#### To do
Exactly repeat the material, dropping only the pictures.

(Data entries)
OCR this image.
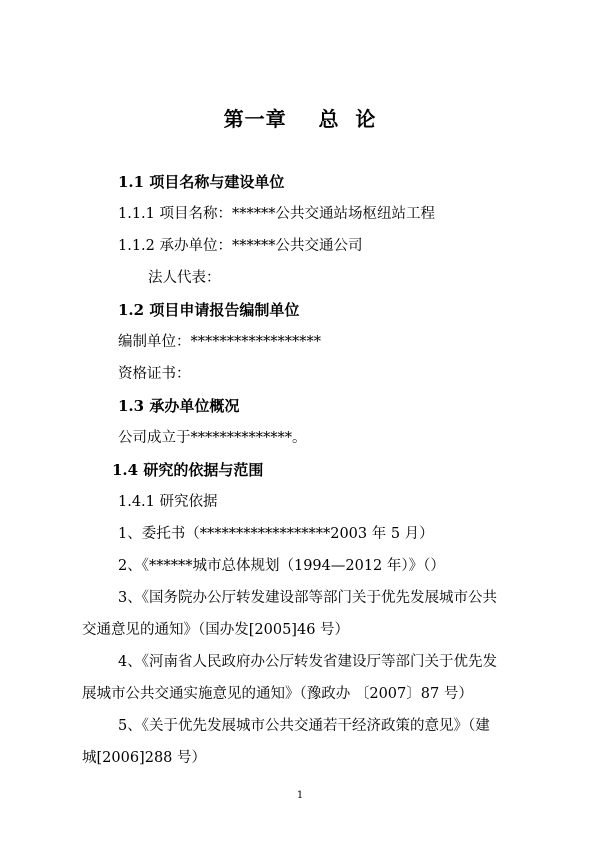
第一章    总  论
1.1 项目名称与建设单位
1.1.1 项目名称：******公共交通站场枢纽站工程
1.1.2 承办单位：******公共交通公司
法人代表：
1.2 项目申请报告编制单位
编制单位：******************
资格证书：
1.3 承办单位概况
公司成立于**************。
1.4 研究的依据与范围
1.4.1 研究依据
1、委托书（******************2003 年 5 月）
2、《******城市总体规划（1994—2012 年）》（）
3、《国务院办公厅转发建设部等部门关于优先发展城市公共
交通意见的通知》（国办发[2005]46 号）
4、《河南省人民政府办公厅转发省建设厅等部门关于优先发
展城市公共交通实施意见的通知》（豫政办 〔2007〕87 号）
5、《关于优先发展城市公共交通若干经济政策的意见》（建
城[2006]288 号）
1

#### Task output
OCR this image.
第一章    总  论
1.1 项目名称与建设单位
1.1.1 项目名称：******公共交通站场枢纽站工程
1.1.2 承办单位：******公共交通公司
法人代表：
1.2 项目申请报告编制单位
编制单位：******************
资格证书：
1.3 承办单位概况
公司成立于**************。
1.4 研究的依据与范围
1.4.1 研究依据
1、委托书（******************2003 年 5 月）
2、《******城市总体规划（1994—2012 年）》（）
3、《国务院办公厅转发建设部等部门关于优先发展城市公共
交通意见的通知》（国办发[2005]46 号）
4、《河南省人民政府办公厅转发省建设厅等部门关于优先发
展城市公共交通实施意见的通知》（豫政办 〔2007〕87 号）
5、《关于优先发展城市公共交通若干经济政策的意见》（建
城[2006]288 号）
1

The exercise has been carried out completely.